-- Work to complete --
Count lines holding the string "JSON" in the data that follows. Reply with one number only.

-- Material for the task --
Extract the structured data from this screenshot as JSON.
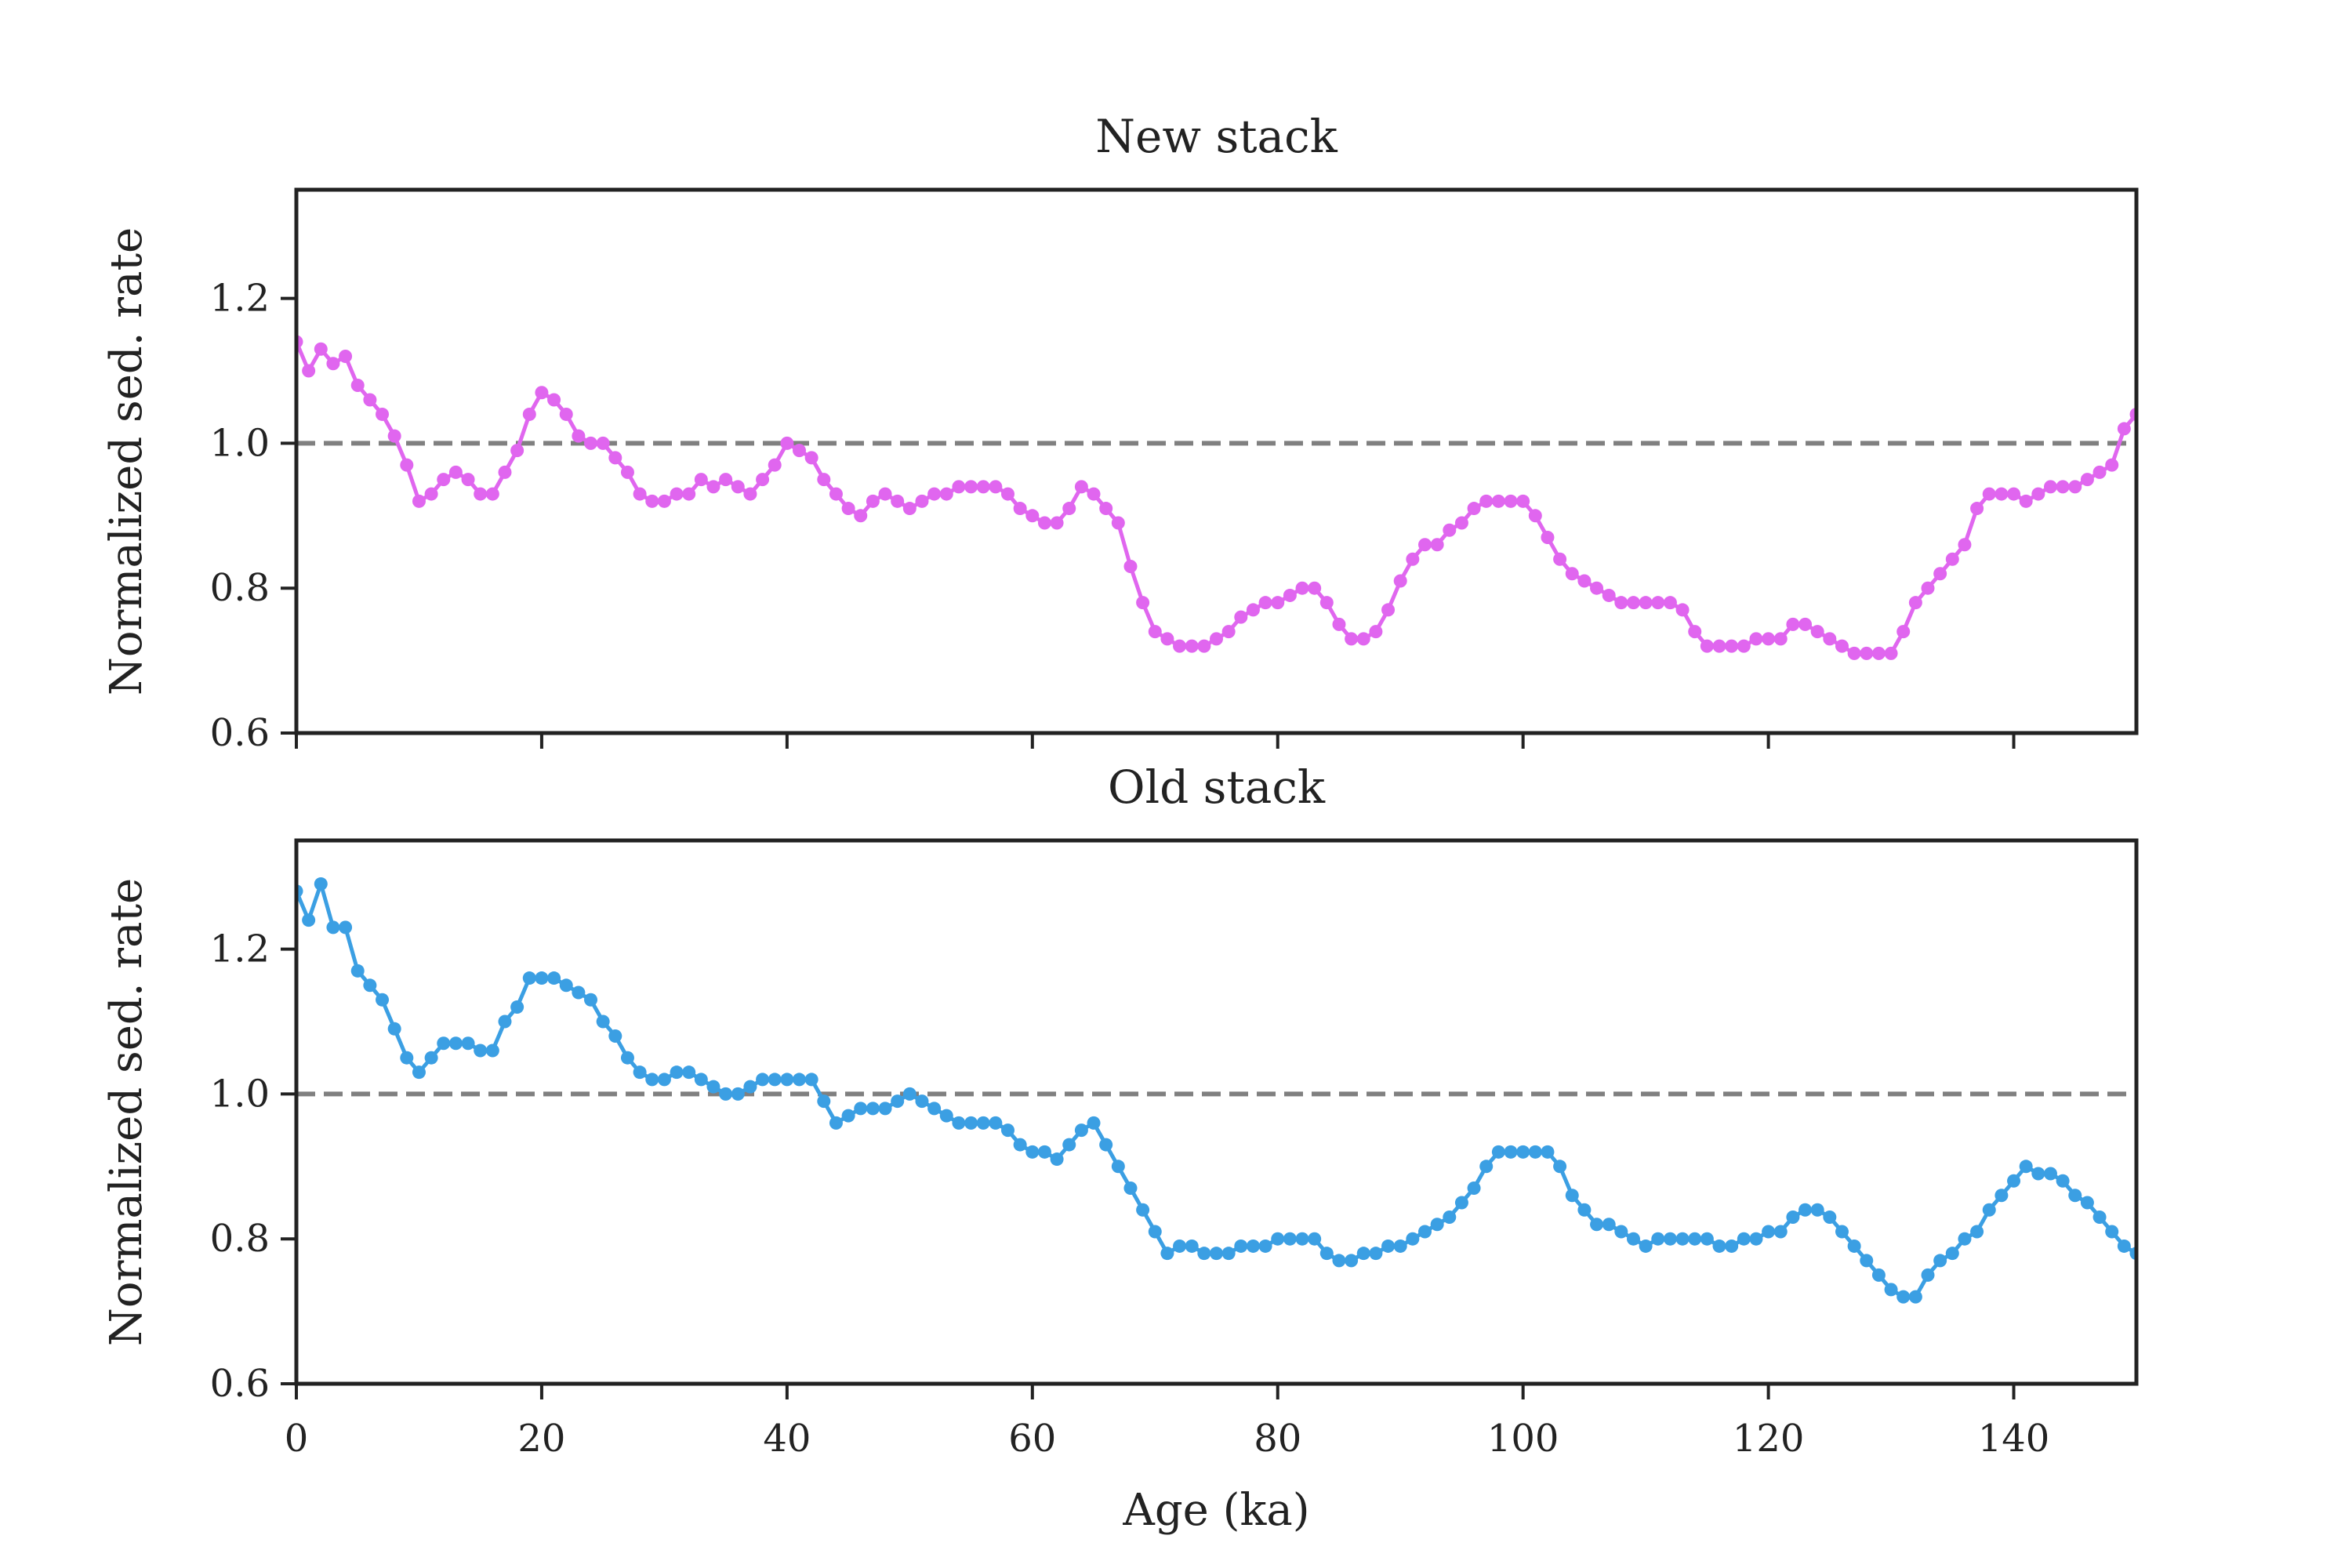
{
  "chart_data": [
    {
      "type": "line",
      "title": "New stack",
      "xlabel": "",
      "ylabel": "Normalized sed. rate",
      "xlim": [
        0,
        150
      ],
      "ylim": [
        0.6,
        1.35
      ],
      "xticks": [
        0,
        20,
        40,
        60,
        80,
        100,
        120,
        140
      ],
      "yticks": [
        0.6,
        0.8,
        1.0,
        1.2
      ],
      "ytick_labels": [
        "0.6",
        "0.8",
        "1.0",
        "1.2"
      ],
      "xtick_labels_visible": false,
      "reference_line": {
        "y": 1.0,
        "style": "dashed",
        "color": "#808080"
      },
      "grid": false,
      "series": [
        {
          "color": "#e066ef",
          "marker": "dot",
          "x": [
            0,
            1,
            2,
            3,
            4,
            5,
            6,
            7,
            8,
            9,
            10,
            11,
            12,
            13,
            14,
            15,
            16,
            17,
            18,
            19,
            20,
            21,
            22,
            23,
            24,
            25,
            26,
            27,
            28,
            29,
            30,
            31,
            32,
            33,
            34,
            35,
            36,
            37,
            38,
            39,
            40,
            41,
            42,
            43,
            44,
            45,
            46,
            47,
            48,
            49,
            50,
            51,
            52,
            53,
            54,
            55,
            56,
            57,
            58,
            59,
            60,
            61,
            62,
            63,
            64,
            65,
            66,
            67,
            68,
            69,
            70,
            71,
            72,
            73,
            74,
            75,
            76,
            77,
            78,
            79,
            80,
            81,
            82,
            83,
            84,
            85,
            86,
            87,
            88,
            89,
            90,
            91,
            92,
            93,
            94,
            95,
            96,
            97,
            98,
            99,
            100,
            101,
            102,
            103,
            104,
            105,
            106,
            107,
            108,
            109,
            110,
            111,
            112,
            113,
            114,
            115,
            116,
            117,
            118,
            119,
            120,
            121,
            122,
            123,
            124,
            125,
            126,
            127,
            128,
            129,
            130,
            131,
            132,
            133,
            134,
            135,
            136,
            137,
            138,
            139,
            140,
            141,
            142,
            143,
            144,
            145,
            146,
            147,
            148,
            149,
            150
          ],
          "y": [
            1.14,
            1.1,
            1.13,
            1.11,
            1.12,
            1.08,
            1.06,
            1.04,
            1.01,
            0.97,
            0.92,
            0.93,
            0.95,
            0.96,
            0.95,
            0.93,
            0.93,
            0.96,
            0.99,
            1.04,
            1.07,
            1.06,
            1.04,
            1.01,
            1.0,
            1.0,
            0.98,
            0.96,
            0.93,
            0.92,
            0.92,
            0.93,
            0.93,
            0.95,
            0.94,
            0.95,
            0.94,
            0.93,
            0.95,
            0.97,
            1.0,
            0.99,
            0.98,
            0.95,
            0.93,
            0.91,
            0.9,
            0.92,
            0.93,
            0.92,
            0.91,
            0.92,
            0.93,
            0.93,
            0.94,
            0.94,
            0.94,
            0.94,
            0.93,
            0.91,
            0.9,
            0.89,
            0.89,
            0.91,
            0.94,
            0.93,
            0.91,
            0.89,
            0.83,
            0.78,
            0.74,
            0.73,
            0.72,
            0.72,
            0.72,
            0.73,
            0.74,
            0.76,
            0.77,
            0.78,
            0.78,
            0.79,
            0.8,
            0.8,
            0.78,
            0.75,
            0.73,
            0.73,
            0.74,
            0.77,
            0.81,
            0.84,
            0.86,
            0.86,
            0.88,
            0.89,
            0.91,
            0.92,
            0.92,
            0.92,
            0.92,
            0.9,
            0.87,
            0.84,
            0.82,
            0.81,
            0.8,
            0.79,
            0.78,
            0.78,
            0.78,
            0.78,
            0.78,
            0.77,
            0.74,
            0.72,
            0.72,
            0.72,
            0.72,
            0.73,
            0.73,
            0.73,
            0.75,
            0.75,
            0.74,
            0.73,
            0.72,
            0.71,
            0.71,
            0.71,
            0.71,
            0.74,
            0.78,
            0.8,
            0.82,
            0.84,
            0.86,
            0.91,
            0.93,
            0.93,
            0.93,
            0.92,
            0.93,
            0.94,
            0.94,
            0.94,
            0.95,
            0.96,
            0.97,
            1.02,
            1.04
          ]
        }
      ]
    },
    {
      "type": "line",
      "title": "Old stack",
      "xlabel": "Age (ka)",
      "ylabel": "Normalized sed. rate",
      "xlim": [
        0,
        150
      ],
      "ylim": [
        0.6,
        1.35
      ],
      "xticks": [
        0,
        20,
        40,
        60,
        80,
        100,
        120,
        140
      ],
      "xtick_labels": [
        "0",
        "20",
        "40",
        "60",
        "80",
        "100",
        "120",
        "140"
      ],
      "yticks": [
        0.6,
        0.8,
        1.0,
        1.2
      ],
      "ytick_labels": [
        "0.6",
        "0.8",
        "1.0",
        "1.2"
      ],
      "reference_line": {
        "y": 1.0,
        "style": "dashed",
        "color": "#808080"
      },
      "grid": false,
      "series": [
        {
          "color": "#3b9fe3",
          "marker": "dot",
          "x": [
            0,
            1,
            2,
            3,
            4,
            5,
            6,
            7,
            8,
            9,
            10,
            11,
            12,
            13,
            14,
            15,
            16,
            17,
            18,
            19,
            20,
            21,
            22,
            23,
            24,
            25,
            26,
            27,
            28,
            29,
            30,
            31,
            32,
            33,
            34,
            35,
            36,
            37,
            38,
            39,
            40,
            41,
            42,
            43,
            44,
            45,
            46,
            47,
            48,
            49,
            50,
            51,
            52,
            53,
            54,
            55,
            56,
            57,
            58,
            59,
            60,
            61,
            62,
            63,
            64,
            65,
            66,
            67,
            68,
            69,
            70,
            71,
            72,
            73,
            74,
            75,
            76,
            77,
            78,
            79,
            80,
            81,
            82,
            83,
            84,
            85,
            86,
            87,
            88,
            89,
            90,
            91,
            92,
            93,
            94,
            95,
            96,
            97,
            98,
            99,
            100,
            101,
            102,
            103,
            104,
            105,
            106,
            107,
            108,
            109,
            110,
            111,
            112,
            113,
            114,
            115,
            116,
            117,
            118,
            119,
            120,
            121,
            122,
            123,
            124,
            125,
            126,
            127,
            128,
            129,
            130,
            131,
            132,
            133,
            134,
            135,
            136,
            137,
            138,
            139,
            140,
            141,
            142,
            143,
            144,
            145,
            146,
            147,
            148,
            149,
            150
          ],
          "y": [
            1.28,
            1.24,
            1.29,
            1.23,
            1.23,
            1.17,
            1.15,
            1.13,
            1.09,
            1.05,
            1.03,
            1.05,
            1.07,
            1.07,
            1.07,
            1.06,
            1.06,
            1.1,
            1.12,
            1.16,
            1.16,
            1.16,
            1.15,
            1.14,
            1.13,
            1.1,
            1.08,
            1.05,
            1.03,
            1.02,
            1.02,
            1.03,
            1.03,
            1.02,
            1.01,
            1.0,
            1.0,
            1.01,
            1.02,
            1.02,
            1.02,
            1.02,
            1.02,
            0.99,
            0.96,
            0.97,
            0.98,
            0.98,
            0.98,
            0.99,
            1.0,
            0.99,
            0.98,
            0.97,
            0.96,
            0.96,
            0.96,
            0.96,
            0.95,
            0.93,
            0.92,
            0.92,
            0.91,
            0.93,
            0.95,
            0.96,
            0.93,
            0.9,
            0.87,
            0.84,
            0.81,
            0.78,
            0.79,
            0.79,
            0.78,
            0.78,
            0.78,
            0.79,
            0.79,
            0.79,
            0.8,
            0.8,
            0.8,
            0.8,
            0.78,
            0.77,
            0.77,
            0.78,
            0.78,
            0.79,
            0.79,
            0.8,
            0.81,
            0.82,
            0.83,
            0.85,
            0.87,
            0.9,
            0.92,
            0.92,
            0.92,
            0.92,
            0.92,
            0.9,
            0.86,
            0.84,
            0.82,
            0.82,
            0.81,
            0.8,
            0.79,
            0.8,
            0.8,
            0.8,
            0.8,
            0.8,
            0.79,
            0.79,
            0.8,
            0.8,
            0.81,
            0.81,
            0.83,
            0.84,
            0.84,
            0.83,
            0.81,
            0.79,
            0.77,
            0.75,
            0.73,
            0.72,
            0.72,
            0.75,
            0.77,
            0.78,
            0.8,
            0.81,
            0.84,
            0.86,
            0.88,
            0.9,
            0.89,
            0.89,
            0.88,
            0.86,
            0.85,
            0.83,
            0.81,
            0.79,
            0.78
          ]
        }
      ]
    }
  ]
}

==

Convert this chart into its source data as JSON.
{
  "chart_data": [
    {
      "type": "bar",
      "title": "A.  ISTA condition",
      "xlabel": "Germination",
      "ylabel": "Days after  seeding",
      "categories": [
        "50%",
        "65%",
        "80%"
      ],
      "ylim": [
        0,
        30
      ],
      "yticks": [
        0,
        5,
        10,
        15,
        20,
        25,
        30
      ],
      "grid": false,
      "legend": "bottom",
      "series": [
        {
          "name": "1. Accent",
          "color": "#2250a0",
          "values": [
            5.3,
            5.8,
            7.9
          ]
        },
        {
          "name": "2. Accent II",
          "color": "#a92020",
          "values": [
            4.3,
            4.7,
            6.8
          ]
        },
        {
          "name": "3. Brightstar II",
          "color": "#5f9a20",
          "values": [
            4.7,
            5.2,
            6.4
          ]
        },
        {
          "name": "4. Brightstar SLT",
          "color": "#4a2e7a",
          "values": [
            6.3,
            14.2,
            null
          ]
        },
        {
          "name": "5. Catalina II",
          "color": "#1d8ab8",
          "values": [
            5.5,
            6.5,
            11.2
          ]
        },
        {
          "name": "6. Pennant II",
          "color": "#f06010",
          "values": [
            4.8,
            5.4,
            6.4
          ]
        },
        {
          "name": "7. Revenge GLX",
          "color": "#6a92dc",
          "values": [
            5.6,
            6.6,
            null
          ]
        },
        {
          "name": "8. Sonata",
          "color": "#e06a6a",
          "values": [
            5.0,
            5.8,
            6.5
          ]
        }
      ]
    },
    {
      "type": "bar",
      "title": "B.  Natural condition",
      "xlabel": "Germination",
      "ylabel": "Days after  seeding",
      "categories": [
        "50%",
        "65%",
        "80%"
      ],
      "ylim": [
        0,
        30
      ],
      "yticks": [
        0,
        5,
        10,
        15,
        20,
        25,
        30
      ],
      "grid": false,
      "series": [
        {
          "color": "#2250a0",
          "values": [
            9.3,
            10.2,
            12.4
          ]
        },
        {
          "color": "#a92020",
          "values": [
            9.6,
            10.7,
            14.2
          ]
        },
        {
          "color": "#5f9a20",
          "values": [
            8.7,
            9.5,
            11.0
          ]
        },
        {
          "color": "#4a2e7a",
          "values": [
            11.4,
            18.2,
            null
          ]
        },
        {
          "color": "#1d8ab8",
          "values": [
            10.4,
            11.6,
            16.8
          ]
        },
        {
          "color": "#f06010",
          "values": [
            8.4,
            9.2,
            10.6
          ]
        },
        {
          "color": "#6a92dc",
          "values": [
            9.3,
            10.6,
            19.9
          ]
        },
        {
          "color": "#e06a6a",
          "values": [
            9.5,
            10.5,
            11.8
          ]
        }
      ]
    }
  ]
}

==

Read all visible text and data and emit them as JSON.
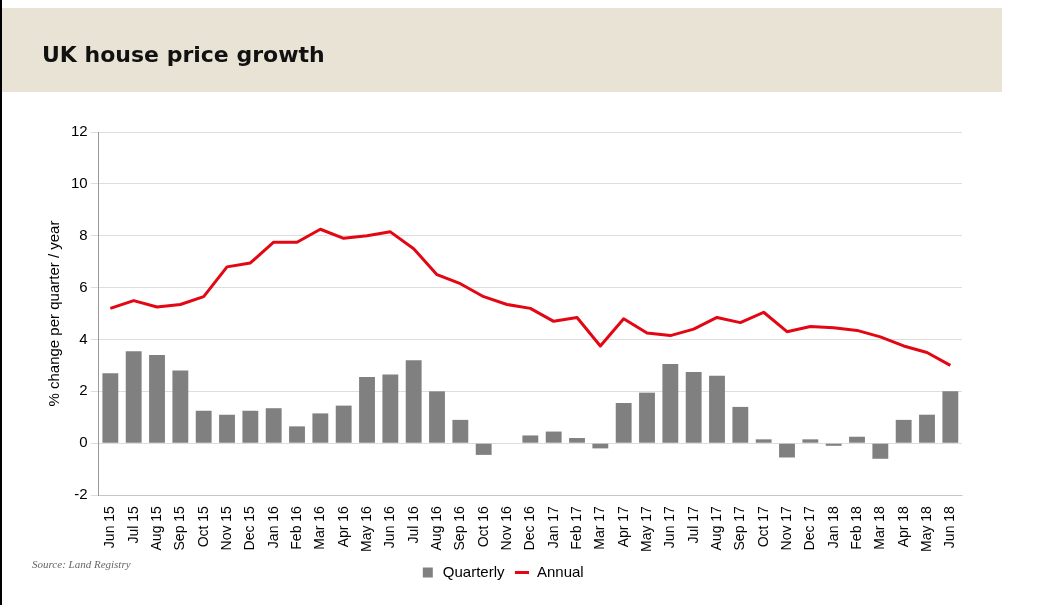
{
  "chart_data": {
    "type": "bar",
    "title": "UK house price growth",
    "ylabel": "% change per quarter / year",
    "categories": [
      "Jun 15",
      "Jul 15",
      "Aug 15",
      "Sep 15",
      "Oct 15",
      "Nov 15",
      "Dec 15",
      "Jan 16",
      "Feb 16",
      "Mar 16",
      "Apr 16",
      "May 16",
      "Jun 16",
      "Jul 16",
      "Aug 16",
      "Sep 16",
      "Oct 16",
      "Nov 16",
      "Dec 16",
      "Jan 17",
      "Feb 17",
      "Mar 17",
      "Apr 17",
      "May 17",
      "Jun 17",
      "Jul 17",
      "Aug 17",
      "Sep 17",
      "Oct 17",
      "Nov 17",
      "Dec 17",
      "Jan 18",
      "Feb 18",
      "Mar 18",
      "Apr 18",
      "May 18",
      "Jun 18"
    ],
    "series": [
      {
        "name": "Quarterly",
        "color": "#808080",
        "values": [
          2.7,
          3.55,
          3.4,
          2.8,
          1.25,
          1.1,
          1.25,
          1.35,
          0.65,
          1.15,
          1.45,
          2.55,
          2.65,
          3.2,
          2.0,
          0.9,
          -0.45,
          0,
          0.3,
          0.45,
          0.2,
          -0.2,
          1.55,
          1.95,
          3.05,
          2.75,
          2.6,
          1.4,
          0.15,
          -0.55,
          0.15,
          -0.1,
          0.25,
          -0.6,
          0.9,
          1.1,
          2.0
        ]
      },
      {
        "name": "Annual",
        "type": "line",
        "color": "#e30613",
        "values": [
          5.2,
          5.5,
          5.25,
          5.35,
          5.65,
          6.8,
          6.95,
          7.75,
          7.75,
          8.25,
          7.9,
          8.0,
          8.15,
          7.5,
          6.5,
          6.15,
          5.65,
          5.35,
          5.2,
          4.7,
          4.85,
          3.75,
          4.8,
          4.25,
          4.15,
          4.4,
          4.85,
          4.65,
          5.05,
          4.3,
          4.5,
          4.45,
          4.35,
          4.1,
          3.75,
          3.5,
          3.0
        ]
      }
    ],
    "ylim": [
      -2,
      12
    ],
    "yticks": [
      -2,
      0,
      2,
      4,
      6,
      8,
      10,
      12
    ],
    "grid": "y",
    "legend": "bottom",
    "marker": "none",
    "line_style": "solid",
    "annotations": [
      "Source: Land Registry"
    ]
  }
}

-- Solution for this task --
3